# Aufgabenteile
[a] Welche Technologie ist laut dem Lesetext über C# und Plattformunabhängigkeit bei Mono nur teilweise implementiert?
[b] Schreiben Sie den Lesetext über C# und Plattformunabhängigkeit im selben Ton fort, indem Sie die zuletzt zitierte Frage beantworten.

Nunja - c# deckt eigentlich alle großen Plattformen ab. Microsoft macht hier ja in Sache Open Source einiges! C# und viele Technologien wie z.B. ASP.Net sind da kein Thema mehr. Mono macht hier vieles möglich. Wenn man dann die Mobil-Geräte betrachten möchte, dann punktet c# mit Xamarin.

Die Möglichkeiten sind also mit c# prinzipiell auch gegeben. Aber ich würde, so es plattformunabhängig sein sollte, auch nicht zu c# greifen. Auch wenn es prinzipiell geht sehe ich da doch diverse Probleme. Gerade im Business-Bereich wäre z.B. WCF zu nennen und das ist bei Mono nur teilweise implementiert. Und ich sehe immer das Problem mit der Dokumentation - msdn ist genial aber deckt halt den Windows Bereich ab.

Konrad


----------



## thecain (18. Jan 2016)

Wir reden vom Backendbereich?

Ich verstehe nicht ganz den Zusammenhang: Backend und Plattformunabhängigkeit?

Für grössere Projekte, ist die Plattform doch vollkommen irrelevant. Wenn ich ASP.NET entwickeln will, stell ich nen Microsoft Server auf, wenn ich Java will halt nen Tomcat o.ä. Wichtig ist doch eher, wo das Know-How vorhanden ist.

Von den Features her unterscheiden sich die Grossen nicht sehr.


----------



## nvidia (19. Jan 2016)

unknown hat gesagt.:


> Danke für die Antworten.
> 
> Kannst du etwas näher erklären, wieso Nod.js diese Nische gut bedienen kann und für die CPU-intensive Angelegenheiten nicht geeignet ist? Gibt es da genau wie bei native Javascript nur einen Thread?

# Datensatzauszüge
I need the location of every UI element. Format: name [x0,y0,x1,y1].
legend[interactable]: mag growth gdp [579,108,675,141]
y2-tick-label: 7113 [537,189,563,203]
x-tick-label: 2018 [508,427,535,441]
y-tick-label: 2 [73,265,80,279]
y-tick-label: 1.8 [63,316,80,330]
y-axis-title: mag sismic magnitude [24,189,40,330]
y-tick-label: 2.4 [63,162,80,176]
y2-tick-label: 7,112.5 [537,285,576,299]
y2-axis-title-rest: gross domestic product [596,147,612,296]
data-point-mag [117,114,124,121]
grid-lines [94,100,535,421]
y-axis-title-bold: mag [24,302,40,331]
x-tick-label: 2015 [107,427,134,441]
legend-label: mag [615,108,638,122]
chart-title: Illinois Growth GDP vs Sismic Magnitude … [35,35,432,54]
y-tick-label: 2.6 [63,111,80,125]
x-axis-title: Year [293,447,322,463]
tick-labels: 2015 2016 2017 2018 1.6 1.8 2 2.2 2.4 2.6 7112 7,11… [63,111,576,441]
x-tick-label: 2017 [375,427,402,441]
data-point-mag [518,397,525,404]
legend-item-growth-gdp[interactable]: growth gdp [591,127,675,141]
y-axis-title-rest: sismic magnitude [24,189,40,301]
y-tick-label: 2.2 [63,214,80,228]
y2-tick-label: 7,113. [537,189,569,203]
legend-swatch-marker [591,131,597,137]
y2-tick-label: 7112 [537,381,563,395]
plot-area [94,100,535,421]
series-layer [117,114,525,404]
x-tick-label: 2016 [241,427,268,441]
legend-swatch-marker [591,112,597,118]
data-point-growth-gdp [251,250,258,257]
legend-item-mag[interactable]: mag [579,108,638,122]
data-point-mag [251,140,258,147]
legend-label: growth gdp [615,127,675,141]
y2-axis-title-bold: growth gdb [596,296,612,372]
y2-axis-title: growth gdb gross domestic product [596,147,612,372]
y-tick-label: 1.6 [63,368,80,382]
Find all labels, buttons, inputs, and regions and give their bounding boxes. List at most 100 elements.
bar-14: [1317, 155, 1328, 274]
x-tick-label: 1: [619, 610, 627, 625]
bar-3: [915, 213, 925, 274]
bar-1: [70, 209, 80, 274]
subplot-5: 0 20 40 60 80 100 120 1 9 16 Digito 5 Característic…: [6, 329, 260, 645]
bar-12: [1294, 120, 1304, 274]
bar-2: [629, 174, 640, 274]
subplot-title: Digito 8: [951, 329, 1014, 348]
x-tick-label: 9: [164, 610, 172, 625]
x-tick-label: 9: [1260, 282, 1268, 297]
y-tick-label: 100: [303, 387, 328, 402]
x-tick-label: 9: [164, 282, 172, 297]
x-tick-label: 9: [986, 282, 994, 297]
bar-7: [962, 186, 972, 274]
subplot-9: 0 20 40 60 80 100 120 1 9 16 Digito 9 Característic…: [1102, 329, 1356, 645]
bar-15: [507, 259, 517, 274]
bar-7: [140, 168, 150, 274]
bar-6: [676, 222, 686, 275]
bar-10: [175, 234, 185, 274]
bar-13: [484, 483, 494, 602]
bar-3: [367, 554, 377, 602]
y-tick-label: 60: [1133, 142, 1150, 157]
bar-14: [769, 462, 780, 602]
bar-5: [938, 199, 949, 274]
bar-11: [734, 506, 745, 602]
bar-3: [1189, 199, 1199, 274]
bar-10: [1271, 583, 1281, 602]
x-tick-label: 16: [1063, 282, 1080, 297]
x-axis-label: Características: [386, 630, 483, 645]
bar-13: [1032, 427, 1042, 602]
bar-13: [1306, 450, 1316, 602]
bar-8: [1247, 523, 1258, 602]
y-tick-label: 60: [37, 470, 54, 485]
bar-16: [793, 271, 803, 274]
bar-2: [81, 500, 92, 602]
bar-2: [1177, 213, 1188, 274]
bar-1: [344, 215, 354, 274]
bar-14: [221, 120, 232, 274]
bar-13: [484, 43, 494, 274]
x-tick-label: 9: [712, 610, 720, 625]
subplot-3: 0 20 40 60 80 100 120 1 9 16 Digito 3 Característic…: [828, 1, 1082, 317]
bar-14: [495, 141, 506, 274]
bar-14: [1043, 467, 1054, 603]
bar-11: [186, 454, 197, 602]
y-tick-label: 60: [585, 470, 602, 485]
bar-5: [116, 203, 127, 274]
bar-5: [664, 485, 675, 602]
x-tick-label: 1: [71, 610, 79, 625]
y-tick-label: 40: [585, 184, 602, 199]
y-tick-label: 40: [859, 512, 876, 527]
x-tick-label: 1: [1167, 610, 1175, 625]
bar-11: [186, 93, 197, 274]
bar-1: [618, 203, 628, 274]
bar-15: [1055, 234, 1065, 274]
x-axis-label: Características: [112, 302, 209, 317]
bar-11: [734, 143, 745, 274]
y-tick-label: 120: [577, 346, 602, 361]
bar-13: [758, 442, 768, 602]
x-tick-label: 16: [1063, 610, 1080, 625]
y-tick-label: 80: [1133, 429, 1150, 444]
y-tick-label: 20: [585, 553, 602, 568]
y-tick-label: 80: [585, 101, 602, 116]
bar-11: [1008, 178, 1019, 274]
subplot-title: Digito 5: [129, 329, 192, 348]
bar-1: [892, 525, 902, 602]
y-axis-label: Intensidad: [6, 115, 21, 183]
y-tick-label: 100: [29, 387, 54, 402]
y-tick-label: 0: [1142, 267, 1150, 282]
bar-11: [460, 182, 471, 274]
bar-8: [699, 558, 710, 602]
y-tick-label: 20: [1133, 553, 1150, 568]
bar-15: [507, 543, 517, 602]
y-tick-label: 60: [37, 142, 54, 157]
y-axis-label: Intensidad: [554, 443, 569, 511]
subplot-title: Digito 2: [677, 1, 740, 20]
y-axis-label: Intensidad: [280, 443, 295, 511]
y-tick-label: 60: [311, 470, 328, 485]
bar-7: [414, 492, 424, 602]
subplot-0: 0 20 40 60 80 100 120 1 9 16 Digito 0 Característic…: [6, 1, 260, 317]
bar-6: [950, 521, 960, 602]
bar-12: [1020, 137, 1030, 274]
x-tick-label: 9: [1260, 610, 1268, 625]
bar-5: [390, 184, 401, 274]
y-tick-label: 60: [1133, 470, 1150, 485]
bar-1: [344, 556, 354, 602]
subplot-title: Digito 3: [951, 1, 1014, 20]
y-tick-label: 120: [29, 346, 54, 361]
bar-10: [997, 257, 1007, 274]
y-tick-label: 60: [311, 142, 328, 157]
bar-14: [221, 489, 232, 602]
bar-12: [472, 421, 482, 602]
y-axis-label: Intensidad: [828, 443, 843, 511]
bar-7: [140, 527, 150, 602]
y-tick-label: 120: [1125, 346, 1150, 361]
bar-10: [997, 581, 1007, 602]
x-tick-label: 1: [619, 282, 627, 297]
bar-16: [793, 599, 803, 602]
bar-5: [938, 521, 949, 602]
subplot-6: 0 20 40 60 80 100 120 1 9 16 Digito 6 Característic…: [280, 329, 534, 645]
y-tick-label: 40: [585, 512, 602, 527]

# Lösungen in Reihenfolge
[a] WCF

[b]
Ja, es ist die Art der Architektur, die hat so gesehen nichts mit "Threading" zu tun. Dieses Modell existiert schon ewig, es gibt DEN Eventloop auf dem etwas zur Verarbeitung "gelegt" wird, seien das Ereignisse, ausführbare Aktionen etc. pp. und dann werden die nacheinander abgearbeitet. So ist auch die Architektur von Node.js in der Java-Welt ist das vergleichbar mit Swing. Hier haben wir den EDT (GUI-Thread) und legst du hier eine lang dauernde Aktion auf den GUI-Thread (EDT) friert das UI ein. Damit das nicht passiert musst du die lang laufende Aktion auslagern. Node tut etwas ähnliches im Bereich des IO, bei Datenzugriffen über Node.js auf eine DB werden diese asynchron angestoßen und es geht mit dem nächsten Ding im Eventqueue weiter. Was passieren soll wenn es fertig ist wird über die Callbacks geregelt. Leider führt das mit den exzessiven Callbacks, in meinen Augen, zu ziemlich wüsten Code, aber das lässt sich wohl mit extra APIs wie Async.js oder der konsequenten Verwendung von Promises abmildern.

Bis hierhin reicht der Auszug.